*What you need to do*
Count the lines below that contain the string "avatar", matching case exactly. Reply with the number only.

*Stored data*
+===+

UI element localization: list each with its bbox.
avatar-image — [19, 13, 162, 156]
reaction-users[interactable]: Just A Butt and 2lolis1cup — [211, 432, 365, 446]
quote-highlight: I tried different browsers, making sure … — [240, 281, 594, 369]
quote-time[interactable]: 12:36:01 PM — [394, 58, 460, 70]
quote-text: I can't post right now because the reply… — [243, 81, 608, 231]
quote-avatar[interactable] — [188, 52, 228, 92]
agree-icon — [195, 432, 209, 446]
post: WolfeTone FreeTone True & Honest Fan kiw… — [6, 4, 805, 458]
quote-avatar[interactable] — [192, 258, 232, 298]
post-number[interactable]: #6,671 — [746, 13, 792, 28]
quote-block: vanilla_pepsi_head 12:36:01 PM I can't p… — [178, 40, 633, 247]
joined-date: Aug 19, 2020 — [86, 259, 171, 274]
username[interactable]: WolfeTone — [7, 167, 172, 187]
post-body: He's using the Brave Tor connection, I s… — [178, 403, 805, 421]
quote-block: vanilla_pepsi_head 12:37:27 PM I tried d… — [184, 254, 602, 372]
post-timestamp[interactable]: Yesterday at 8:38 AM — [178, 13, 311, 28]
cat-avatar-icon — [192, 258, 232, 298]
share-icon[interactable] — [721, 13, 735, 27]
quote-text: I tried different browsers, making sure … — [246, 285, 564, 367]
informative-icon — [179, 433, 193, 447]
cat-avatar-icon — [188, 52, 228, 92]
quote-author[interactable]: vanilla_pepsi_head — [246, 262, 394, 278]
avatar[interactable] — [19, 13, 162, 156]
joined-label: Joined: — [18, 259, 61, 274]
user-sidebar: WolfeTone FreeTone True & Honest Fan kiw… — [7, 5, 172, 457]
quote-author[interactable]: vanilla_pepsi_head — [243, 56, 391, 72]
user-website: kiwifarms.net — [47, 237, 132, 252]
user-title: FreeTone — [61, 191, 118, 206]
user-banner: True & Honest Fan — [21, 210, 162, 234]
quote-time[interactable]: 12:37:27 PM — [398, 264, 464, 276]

+===+

*Expected answer*
6